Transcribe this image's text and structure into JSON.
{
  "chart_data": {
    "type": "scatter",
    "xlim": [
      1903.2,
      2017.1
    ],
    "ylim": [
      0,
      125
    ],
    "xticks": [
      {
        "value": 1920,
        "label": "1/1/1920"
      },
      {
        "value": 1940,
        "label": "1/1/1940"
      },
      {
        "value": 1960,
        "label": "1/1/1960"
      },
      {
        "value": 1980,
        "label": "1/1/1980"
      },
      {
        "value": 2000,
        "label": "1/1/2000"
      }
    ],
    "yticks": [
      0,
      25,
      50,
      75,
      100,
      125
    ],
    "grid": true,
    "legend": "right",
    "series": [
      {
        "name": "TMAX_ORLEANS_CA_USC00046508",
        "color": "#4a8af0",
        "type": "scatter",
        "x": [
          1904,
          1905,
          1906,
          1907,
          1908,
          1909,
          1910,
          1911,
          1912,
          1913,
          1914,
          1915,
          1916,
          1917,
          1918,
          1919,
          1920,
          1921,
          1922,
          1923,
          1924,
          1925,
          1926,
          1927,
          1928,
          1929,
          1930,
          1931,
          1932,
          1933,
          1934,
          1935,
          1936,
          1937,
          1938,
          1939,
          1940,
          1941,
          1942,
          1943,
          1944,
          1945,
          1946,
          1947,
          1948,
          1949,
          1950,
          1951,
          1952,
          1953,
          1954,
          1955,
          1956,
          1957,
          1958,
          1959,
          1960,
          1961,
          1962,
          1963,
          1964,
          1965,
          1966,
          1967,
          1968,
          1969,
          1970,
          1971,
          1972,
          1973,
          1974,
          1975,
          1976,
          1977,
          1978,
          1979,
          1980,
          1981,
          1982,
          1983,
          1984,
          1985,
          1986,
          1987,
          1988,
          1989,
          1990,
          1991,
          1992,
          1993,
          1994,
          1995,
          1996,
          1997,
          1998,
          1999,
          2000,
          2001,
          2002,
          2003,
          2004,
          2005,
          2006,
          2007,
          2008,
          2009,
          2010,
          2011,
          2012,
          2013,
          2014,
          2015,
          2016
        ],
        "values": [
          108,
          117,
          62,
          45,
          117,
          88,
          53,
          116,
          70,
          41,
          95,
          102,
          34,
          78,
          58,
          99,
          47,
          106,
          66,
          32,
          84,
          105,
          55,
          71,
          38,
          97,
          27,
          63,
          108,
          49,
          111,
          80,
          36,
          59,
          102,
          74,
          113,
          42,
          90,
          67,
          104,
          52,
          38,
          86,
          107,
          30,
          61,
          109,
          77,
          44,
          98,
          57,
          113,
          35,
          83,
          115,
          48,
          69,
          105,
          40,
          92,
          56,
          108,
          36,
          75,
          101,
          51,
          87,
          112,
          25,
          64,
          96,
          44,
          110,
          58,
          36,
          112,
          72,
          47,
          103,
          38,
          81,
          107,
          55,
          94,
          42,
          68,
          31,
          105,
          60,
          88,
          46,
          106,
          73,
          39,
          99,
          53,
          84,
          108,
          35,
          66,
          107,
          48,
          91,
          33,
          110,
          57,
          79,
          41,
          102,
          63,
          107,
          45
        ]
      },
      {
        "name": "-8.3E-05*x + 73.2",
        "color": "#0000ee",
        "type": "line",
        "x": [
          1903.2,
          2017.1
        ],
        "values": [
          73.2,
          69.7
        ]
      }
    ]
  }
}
____________
→ **WRITTEN TASK**:
Show every line above in which the word "label" occurs.

→ **THE RESULT**:
        "label": "1/1/1920"
        "label": "1/1/1940"
        "label": "1/1/1960"
        "label": "1/1/1980"
        "label": "1/1/2000"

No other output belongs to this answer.